* start Data lines *

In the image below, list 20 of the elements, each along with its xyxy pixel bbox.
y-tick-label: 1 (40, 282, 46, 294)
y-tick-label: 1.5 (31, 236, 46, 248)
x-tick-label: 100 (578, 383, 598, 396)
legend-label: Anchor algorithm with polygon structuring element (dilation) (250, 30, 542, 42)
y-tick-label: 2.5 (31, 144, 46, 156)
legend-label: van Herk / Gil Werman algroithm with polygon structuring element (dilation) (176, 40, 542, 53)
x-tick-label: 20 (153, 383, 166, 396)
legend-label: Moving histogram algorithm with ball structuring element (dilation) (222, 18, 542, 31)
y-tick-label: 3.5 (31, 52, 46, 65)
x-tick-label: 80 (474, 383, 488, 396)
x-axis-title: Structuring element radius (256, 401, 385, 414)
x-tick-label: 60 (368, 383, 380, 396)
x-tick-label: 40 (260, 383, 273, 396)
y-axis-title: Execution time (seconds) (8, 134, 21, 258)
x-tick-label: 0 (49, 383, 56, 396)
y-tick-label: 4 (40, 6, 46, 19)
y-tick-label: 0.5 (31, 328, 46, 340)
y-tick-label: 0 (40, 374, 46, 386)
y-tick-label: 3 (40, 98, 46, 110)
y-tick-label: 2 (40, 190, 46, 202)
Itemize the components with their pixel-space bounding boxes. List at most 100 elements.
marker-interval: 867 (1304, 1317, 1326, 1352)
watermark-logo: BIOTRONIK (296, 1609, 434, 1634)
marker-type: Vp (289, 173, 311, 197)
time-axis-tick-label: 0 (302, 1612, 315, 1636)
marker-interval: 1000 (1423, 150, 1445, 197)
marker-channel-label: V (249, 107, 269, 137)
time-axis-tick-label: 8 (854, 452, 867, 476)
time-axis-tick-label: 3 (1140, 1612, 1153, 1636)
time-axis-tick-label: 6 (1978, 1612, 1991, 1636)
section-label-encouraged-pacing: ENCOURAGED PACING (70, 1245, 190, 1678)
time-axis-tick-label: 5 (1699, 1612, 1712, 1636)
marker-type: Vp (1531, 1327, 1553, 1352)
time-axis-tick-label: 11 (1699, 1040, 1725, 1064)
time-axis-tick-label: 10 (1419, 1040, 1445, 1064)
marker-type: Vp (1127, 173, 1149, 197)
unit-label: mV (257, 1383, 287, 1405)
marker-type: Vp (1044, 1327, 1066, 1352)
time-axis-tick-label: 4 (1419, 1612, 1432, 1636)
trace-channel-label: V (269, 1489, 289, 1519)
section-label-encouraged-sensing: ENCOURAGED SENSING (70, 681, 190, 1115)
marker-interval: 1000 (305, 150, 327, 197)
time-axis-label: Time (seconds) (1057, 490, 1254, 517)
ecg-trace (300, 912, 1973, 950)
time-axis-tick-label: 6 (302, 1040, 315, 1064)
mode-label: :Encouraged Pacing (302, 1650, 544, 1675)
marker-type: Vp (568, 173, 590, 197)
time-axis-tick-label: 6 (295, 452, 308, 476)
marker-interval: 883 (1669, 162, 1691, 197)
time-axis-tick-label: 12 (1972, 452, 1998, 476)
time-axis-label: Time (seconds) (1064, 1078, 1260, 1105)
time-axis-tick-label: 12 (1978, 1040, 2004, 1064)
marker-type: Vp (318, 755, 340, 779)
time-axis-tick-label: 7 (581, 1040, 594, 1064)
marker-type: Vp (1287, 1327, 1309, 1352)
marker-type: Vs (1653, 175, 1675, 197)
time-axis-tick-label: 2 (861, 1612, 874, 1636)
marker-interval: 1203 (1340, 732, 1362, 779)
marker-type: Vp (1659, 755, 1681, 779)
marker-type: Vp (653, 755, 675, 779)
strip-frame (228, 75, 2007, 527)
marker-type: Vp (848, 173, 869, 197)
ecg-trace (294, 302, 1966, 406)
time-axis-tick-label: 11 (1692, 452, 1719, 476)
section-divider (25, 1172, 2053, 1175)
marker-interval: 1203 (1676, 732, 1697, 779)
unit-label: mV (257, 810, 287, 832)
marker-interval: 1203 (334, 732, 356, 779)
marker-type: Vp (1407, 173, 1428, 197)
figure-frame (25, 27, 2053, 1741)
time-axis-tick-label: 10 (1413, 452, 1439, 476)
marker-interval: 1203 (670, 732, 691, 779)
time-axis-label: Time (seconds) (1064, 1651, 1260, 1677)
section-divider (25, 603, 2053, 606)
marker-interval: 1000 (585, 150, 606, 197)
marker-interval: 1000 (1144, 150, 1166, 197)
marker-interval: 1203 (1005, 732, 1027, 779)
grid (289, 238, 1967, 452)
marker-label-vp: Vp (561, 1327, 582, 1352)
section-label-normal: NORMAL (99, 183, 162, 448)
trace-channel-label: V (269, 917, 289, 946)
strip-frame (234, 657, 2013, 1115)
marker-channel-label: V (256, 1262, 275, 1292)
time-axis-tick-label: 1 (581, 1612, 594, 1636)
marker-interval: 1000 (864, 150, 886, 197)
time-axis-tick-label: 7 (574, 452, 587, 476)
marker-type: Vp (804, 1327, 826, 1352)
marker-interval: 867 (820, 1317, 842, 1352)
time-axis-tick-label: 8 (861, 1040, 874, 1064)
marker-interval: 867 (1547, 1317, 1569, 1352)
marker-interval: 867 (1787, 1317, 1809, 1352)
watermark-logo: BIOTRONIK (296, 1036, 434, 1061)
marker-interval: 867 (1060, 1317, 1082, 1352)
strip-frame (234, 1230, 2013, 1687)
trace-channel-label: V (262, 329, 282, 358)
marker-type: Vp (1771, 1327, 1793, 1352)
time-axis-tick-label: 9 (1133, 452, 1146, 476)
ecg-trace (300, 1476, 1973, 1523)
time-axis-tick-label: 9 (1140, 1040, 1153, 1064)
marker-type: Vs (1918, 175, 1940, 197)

* end Data lines *

Your task | Rewrite the listing above, changing every occurrence of "marker-interval" to "marker-spacing" and leaving everything else as it is.

Solution to the problem |
In the image below, list 20 of the elements, each along with its xyxy pixel bbox.
y-tick-label: 1 (40, 282, 46, 294)
y-tick-label: 1.5 (31, 236, 46, 248)
x-tick-label: 100 (578, 383, 598, 396)
legend-label: Anchor algorithm with polygon structuring element (dilation) (250, 30, 542, 42)
y-tick-label: 2.5 (31, 144, 46, 156)
legend-label: van Herk / Gil Werman algroithm with polygon structuring element (dilation) (176, 40, 542, 53)
x-tick-label: 20 (153, 383, 166, 396)
legend-label: Moving histogram algorithm with ball structuring element (dilation) (222, 18, 542, 31)
y-tick-label: 3.5 (31, 52, 46, 65)
x-tick-label: 80 (474, 383, 488, 396)
x-axis-title: Structuring element radius (256, 401, 385, 414)
x-tick-label: 60 (368, 383, 380, 396)
x-tick-label: 40 (260, 383, 273, 396)
y-axis-title: Execution time (seconds) (8, 134, 21, 258)
x-tick-label: 0 (49, 383, 56, 396)
y-tick-label: 4 (40, 6, 46, 19)
y-tick-label: 0.5 (31, 328, 46, 340)
y-tick-label: 0 (40, 374, 46, 386)
y-tick-label: 3 (40, 98, 46, 110)
y-tick-label: 2 (40, 190, 46, 202)
Itemize the components with their pixel-space bounding boxes. List at most 100 elements.
marker-spacing: 867 (1304, 1317, 1326, 1352)
watermark-logo: BIOTRONIK (296, 1609, 434, 1634)
marker-type: Vp (289, 173, 311, 197)
time-axis-tick-label: 0 (302, 1612, 315, 1636)
marker-spacing: 1000 (1423, 150, 1445, 197)
marker-channel-label: V (249, 107, 269, 137)
time-axis-tick-label: 8 (854, 452, 867, 476)
time-axis-tick-label: 3 (1140, 1612, 1153, 1636)
time-axis-tick-label: 6 (1978, 1612, 1991, 1636)
section-label-encouraged-pacing: ENCOURAGED PACING (70, 1245, 190, 1678)
time-axis-tick-label: 5 (1699, 1612, 1712, 1636)
marker-type: Vp (1531, 1327, 1553, 1352)
time-axis-tick-label: 11 (1699, 1040, 1725, 1064)
time-axis-tick-label: 10 (1419, 1040, 1445, 1064)
marker-type: Vp (1127, 173, 1149, 197)
unit-label: mV (257, 1383, 287, 1405)
marker-type: Vp (1044, 1327, 1066, 1352)
time-axis-tick-label: 4 (1419, 1612, 1432, 1636)
trace-channel-label: V (269, 1489, 289, 1519)
section-label-encouraged-sensing: ENCOURAGED SENSING (70, 681, 190, 1115)
marker-spacing: 1000 (305, 150, 327, 197)
time-axis-label: Time (seconds) (1057, 490, 1254, 517)
ecg-trace (300, 912, 1973, 950)
time-axis-tick-label: 6 (302, 1040, 315, 1064)
mode-label: :Encouraged Pacing (302, 1650, 544, 1675)
marker-type: Vp (568, 173, 590, 197)
time-axis-tick-label: 6 (295, 452, 308, 476)
marker-spacing: 883 (1669, 162, 1691, 197)
time-axis-tick-label: 12 (1972, 452, 1998, 476)
time-axis-label: Time (seconds) (1064, 1078, 1260, 1105)
time-axis-tick-label: 12 (1978, 1040, 2004, 1064)
marker-type: Vp (318, 755, 340, 779)
time-axis-tick-label: 7 (581, 1040, 594, 1064)
marker-type: Vp (1287, 1327, 1309, 1352)
marker-type: Vs (1653, 175, 1675, 197)
time-axis-tick-label: 2 (861, 1612, 874, 1636)
marker-spacing: 1203 (1340, 732, 1362, 779)
marker-type: Vp (1659, 755, 1681, 779)
marker-type: Vp (653, 755, 675, 779)
strip-frame (228, 75, 2007, 527)
marker-type: Vp (848, 173, 869, 197)
ecg-trace (294, 302, 1966, 406)
time-axis-tick-label: 11 (1692, 452, 1719, 476)
section-divider (25, 1172, 2053, 1175)
marker-spacing: 1203 (1676, 732, 1697, 779)
unit-label: mV (257, 810, 287, 832)
marker-spacing: 1203 (334, 732, 356, 779)
marker-type: Vp (1407, 173, 1428, 197)
figure-frame (25, 27, 2053, 1741)
time-axis-tick-label: 10 (1413, 452, 1439, 476)
marker-spacing: 1203 (670, 732, 691, 779)
time-axis-label: Time (seconds) (1064, 1651, 1260, 1677)
section-divider (25, 603, 2053, 606)
marker-spacing: 1000 (585, 150, 606, 197)
marker-spacing: 1000 (1144, 150, 1166, 197)
marker-spacing: 1203 (1005, 732, 1027, 779)
grid (289, 238, 1967, 452)
marker-label-vp: Vp (561, 1327, 582, 1352)
section-label-normal: NORMAL (99, 183, 162, 448)
trace-channel-label: V (269, 917, 289, 946)
strip-frame (234, 657, 2013, 1115)
marker-channel-label: V (256, 1262, 275, 1292)
time-axis-tick-label: 1 (581, 1612, 594, 1636)
marker-spacing: 1000 (864, 150, 886, 197)
time-axis-tick-label: 7 (574, 452, 587, 476)
marker-type: Vp (804, 1327, 826, 1352)
marker-spacing: 867 (820, 1317, 842, 1352)
time-axis-tick-label: 8 (861, 1040, 874, 1064)
marker-spacing: 867 (1547, 1317, 1569, 1352)
marker-spacing: 867 (1787, 1317, 1809, 1352)
watermark-logo: BIOTRONIK (296, 1036, 434, 1061)
marker-spacing: 867 (1060, 1317, 1082, 1352)
strip-frame (234, 1230, 2013, 1687)
trace-channel-label: V (262, 329, 282, 358)
marker-type: Vp (1771, 1327, 1793, 1352)
time-axis-tick-label: 9 (1133, 452, 1146, 476)
ecg-trace (300, 1476, 1973, 1523)
time-axis-tick-label: 9 (1140, 1040, 1153, 1064)
marker-type: Vs (1918, 175, 1940, 197)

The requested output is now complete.